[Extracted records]
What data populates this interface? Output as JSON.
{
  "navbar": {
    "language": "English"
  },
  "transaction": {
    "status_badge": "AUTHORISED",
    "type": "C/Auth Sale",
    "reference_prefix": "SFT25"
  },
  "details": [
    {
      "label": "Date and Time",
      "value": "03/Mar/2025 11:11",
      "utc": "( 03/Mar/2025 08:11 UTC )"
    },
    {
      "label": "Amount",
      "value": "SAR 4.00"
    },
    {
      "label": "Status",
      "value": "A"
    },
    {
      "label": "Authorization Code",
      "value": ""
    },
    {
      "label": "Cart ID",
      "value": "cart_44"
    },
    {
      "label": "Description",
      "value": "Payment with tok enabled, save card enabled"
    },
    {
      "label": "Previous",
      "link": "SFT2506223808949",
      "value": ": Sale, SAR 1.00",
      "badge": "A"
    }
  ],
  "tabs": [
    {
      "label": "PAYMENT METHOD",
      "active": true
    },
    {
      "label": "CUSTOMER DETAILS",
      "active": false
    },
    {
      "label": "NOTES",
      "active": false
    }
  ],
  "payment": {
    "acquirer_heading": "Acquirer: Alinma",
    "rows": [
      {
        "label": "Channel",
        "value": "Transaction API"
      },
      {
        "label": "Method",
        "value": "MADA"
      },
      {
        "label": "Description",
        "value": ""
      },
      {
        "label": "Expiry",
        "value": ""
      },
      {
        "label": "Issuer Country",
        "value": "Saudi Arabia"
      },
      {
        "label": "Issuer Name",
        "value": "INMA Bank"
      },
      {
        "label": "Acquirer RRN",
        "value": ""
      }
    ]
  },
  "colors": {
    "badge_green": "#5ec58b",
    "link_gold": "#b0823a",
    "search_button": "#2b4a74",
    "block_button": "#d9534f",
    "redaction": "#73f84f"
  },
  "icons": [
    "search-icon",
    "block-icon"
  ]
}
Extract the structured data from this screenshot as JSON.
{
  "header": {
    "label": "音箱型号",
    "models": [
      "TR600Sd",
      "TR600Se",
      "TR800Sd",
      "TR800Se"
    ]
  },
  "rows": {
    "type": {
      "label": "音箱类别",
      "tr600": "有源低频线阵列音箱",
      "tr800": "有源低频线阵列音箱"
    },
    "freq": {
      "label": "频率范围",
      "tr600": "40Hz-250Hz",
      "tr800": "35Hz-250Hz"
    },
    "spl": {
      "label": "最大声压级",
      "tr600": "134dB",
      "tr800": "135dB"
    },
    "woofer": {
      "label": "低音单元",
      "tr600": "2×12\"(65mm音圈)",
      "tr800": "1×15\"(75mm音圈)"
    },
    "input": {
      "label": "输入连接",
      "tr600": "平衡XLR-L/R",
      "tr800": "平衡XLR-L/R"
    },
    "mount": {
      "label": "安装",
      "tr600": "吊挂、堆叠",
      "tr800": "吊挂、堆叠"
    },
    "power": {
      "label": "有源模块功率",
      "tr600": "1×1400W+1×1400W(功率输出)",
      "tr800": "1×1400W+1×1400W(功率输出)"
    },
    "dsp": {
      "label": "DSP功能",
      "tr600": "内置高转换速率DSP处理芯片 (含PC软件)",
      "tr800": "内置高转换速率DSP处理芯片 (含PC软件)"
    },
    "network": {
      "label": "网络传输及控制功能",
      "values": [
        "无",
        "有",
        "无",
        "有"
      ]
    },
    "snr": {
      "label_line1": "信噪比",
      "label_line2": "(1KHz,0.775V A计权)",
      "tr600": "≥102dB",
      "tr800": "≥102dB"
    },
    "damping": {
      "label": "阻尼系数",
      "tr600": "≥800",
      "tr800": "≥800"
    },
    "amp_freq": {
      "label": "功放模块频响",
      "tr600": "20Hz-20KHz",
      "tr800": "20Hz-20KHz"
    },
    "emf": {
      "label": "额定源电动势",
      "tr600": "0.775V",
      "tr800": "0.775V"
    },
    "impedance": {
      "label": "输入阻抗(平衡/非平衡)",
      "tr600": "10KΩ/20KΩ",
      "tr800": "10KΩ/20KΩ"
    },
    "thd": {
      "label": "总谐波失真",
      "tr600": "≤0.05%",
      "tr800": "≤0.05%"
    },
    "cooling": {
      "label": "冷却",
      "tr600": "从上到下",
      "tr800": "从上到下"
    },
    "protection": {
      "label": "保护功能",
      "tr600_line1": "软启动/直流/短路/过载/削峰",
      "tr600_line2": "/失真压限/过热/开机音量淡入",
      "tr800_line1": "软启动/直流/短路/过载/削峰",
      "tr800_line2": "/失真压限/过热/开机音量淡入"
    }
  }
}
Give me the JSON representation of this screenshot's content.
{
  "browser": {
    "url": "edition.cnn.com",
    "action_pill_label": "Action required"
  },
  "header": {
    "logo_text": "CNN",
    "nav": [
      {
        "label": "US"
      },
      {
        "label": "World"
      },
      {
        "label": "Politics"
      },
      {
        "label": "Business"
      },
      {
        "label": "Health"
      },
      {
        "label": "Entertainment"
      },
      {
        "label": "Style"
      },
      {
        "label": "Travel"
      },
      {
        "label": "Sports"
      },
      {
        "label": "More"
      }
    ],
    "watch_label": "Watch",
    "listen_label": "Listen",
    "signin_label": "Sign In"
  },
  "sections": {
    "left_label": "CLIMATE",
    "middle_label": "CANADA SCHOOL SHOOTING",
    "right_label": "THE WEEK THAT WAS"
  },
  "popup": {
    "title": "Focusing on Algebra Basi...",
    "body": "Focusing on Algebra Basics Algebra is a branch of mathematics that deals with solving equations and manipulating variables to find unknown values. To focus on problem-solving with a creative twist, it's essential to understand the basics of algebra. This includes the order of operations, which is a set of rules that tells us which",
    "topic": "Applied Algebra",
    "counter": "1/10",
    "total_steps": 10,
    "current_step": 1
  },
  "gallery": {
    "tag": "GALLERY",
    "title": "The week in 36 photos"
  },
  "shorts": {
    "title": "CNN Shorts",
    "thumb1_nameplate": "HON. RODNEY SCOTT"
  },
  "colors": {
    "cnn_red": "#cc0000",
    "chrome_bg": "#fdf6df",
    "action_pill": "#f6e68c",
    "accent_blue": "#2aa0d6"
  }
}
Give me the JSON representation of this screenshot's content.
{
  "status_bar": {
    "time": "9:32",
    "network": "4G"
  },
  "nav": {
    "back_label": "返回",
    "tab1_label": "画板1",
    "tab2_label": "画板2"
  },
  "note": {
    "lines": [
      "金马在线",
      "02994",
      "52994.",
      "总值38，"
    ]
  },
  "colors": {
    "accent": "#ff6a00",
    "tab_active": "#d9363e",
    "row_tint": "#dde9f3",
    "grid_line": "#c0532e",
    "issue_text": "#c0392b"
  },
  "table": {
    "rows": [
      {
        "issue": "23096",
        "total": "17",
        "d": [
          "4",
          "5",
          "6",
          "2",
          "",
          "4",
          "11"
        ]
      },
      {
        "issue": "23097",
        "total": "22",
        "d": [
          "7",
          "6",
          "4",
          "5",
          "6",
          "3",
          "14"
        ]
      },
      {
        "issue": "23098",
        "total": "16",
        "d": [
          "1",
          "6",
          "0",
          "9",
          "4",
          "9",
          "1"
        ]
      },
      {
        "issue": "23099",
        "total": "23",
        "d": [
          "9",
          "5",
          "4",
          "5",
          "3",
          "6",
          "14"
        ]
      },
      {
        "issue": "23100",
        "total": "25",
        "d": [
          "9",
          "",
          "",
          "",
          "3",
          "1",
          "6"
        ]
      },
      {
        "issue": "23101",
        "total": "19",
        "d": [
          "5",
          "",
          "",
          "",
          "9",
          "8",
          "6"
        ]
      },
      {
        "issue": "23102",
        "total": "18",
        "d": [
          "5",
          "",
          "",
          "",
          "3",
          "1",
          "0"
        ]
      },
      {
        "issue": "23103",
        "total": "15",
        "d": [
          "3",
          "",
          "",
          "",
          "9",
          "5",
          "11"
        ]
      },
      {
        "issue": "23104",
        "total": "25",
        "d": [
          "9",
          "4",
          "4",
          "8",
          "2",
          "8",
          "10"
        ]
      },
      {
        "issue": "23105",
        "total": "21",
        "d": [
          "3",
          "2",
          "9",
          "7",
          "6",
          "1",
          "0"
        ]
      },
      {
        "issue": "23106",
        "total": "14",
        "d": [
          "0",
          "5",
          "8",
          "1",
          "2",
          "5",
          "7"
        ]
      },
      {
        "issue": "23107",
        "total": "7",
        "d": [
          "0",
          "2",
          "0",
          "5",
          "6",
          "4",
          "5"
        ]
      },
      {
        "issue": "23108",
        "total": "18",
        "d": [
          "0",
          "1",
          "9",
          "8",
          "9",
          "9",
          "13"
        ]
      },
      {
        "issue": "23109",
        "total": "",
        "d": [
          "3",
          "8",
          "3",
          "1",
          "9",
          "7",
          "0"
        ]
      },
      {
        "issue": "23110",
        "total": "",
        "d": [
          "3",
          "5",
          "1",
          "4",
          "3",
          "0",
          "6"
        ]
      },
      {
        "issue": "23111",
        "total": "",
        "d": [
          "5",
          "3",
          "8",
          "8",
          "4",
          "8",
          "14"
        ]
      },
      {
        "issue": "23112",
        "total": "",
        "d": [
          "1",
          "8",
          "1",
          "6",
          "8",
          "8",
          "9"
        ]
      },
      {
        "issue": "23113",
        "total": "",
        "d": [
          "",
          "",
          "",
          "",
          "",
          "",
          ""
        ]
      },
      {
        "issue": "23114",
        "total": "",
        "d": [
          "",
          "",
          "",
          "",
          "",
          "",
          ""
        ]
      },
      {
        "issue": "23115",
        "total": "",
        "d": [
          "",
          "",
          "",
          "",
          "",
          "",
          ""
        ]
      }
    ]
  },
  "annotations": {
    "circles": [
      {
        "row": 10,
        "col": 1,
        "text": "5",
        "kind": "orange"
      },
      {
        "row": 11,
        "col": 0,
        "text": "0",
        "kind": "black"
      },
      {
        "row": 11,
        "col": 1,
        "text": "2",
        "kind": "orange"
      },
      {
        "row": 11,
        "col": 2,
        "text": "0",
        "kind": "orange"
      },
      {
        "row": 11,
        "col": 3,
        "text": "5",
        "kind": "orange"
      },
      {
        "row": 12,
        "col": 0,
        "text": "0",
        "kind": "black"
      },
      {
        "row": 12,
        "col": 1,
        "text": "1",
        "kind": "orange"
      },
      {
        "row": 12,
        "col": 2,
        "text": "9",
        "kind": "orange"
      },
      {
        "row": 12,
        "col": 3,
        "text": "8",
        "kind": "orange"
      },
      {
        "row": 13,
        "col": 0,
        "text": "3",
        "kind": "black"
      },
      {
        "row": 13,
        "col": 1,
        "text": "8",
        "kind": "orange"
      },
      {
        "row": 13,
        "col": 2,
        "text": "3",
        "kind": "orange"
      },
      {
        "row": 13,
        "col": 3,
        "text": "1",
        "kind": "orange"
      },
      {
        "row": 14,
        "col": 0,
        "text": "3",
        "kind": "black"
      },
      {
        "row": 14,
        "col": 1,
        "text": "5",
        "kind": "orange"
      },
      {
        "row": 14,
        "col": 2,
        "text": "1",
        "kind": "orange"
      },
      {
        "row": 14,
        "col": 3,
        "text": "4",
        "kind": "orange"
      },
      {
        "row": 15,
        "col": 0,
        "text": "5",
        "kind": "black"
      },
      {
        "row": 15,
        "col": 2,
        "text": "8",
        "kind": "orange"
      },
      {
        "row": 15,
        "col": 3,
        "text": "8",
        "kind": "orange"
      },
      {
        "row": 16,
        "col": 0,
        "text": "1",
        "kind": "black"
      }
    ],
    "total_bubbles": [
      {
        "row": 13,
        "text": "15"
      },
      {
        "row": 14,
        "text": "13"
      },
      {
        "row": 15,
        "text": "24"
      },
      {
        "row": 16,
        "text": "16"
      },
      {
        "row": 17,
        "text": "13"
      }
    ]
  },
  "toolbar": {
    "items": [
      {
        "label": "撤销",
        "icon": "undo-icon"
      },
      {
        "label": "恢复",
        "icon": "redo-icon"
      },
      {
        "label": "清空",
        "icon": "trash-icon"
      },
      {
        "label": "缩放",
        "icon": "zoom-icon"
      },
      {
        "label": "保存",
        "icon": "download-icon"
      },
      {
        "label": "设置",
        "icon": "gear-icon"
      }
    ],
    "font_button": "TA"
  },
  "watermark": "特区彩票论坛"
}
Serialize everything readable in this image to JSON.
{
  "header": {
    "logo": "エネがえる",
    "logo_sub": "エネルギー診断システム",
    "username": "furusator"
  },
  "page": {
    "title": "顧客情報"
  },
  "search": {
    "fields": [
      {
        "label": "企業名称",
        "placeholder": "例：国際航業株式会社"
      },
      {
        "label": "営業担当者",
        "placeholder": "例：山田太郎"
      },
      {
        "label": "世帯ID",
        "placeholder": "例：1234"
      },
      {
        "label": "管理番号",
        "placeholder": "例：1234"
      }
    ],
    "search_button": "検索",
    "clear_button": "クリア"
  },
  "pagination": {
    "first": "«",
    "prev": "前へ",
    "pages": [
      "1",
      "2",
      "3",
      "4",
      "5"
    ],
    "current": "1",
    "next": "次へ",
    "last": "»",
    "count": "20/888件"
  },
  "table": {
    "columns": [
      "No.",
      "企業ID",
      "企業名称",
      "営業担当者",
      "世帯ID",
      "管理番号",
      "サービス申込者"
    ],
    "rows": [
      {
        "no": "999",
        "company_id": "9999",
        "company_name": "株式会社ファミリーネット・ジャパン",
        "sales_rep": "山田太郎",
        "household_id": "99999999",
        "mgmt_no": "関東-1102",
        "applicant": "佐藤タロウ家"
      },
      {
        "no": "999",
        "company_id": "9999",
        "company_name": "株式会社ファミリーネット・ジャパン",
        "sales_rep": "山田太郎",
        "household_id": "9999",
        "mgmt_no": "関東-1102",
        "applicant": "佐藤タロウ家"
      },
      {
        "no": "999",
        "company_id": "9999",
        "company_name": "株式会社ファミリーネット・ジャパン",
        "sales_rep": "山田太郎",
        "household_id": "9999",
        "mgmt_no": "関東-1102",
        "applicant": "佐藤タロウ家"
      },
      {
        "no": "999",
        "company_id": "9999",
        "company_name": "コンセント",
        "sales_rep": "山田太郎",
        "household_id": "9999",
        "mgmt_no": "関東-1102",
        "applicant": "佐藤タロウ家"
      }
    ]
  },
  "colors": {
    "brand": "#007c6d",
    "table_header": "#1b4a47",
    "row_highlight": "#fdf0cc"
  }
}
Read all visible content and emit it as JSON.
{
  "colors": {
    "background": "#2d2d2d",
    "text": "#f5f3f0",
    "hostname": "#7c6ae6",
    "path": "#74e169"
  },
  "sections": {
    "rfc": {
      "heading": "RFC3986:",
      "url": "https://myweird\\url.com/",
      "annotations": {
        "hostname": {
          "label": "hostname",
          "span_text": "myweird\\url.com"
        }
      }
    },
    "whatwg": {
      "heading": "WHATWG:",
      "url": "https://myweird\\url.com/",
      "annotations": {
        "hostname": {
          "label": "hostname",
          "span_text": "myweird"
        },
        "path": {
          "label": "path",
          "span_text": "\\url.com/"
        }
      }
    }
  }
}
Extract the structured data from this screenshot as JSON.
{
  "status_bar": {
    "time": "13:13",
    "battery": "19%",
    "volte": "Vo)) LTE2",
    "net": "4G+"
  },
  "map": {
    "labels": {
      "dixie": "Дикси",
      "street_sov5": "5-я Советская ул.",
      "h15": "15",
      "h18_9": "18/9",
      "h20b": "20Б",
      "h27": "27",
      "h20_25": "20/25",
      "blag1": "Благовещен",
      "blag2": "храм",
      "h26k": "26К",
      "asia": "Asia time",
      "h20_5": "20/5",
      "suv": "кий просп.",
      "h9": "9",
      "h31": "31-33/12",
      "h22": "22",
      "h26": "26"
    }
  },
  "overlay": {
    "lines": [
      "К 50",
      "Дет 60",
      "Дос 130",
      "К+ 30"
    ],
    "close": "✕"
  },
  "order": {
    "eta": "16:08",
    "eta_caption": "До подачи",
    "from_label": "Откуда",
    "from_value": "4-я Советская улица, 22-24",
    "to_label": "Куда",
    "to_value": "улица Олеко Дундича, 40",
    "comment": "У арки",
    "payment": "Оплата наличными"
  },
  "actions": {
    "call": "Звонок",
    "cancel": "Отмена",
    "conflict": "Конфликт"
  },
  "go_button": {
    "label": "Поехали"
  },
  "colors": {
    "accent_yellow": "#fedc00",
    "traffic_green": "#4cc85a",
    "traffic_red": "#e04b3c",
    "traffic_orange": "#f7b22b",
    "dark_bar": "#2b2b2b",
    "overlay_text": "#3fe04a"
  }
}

> WHAT YOU SHOULD DO: Lines containing "Acquirer" are to be counted. State the total and add nothing.

> COMPLETED EXERCISE: 2